WRITTEN INSTRUCTION: Locate the lines where "цифры" occurs and copy them as they stand.

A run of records
----------------------------------------

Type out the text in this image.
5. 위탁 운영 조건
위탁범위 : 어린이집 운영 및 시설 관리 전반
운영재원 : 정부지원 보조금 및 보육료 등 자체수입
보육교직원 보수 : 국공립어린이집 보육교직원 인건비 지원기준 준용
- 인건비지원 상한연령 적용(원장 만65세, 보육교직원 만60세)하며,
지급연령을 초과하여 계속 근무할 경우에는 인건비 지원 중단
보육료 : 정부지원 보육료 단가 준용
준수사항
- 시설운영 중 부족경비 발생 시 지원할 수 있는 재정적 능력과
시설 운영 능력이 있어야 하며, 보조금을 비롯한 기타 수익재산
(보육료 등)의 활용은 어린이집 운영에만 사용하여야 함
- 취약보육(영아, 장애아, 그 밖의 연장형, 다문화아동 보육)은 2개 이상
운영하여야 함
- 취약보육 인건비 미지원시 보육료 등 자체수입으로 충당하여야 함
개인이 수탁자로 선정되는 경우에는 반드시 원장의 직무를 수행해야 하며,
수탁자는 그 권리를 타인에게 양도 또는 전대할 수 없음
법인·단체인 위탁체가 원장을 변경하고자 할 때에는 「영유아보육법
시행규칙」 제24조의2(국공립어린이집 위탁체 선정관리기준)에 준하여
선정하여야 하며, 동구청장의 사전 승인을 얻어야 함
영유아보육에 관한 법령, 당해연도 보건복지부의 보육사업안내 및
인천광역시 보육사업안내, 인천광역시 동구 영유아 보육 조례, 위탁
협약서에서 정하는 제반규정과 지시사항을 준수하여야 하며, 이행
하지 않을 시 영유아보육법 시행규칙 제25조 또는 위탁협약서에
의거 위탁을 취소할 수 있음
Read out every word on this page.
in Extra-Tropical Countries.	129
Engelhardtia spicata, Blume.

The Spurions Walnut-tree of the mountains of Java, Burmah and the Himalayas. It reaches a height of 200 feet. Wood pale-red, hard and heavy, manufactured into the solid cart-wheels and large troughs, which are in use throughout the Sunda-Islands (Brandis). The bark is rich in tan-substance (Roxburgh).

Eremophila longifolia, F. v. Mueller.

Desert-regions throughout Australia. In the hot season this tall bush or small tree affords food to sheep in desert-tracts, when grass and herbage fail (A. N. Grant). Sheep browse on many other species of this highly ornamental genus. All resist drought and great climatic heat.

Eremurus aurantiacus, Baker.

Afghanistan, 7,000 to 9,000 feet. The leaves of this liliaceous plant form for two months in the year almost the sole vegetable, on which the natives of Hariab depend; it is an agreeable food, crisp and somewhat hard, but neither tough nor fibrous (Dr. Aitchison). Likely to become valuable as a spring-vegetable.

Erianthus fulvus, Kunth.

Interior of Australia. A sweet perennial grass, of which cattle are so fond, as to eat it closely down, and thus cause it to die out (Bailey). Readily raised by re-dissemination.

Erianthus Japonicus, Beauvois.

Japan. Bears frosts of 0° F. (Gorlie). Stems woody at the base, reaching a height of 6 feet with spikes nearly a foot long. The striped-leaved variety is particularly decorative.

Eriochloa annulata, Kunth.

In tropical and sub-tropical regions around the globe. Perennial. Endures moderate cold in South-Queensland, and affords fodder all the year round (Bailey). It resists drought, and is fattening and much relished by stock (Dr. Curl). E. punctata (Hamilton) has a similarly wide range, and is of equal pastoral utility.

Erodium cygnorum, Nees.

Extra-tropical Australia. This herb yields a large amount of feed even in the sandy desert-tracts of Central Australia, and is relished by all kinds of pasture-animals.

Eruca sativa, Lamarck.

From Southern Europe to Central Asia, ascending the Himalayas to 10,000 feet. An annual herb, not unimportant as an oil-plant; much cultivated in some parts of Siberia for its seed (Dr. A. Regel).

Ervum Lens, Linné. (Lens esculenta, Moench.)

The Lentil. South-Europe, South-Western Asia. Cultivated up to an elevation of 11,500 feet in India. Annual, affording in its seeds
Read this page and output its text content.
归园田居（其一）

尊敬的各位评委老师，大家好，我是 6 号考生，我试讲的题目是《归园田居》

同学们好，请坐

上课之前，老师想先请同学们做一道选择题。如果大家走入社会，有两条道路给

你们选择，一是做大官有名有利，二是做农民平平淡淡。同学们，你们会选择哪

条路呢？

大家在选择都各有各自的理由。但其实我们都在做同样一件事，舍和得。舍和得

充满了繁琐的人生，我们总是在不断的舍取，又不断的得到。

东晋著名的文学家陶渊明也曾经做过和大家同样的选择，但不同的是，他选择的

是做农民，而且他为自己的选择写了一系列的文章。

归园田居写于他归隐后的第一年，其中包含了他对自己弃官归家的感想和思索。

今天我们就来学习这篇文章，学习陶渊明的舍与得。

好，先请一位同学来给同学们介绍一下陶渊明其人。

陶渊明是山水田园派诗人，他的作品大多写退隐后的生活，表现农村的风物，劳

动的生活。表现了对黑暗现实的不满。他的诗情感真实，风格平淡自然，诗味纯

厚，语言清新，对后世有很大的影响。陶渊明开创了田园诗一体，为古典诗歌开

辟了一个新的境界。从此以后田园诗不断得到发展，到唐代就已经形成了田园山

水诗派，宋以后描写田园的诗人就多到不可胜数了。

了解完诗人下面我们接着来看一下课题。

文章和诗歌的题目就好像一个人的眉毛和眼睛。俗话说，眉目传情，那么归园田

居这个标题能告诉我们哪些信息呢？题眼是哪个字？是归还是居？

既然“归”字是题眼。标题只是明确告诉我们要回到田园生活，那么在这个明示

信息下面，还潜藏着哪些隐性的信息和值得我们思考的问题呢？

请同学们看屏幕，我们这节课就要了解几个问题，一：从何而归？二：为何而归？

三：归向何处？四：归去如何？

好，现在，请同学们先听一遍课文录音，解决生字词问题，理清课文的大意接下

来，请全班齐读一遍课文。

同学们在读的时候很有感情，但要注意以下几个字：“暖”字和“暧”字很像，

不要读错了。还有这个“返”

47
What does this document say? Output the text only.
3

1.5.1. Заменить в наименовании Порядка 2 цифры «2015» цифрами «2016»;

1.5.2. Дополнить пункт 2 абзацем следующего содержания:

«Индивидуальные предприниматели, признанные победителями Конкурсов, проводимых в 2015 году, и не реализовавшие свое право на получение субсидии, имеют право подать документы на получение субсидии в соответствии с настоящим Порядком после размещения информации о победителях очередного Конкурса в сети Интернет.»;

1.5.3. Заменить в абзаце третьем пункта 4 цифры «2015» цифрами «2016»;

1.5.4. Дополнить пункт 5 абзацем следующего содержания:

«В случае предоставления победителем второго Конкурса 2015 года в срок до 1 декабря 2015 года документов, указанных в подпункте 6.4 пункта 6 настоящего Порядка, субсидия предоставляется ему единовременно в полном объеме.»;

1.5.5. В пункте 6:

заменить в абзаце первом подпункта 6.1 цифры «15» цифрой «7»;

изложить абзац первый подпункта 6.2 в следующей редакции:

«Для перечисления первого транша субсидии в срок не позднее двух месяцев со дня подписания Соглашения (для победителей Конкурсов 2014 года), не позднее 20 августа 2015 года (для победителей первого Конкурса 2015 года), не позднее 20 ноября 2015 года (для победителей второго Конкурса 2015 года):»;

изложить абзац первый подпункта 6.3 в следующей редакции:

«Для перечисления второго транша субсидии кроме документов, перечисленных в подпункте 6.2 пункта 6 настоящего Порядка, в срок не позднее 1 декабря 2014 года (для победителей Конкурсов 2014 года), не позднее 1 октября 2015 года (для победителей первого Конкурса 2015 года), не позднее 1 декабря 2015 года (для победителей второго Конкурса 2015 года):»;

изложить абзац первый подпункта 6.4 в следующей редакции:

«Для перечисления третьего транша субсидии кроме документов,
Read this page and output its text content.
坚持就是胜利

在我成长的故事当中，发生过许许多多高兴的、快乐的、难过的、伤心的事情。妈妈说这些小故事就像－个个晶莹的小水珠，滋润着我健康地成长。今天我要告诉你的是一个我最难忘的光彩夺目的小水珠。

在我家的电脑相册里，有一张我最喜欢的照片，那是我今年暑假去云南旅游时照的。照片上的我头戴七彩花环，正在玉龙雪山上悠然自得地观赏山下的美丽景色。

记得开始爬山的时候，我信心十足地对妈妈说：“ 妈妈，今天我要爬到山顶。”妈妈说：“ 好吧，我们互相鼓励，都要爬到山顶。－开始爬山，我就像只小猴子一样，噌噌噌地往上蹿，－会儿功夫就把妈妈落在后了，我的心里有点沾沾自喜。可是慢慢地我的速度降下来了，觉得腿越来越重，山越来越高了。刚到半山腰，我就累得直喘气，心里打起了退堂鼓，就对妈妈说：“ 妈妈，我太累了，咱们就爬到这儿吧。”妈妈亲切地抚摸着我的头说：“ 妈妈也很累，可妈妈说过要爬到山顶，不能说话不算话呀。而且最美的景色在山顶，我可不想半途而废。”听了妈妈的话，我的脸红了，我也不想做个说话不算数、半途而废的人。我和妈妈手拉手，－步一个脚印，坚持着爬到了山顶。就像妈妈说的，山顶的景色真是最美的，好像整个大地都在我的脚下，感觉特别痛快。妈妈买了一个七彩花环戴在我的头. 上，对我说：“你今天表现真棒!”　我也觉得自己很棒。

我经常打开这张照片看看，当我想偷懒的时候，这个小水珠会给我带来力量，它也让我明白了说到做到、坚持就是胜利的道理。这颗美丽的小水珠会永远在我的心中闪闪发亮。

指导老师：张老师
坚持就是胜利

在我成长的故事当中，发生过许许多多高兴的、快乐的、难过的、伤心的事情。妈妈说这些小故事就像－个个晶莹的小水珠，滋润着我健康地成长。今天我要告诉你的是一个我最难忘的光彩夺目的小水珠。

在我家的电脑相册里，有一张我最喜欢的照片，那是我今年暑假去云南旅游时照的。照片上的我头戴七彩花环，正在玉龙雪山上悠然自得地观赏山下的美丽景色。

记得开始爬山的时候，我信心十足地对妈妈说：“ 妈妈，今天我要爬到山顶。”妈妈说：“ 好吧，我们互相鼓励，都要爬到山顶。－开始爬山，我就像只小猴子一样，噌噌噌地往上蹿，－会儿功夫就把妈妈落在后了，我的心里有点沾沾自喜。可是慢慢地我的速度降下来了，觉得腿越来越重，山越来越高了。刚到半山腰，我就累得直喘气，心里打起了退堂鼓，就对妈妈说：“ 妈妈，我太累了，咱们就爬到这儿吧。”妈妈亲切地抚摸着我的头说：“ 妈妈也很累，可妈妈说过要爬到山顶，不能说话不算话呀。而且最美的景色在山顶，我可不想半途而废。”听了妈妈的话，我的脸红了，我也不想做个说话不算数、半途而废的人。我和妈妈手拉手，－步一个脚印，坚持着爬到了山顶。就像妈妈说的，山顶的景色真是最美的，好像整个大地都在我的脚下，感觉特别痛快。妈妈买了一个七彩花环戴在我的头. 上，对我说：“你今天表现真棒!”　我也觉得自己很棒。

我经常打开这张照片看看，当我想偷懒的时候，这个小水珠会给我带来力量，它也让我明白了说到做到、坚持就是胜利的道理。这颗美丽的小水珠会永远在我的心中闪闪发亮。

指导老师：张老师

----------------------------------------

ANSWER IN FULL:
1.5.1. Заменить в наименовании Порядка 2 цифры «2015» цифрами «2016»;
1.5.3. Заменить в абзаце третьем пункта 4 цифры «2015» цифрами «2016»;
заменить в абзаце первом подпункта 6.1 цифры «15» цифрой «7»;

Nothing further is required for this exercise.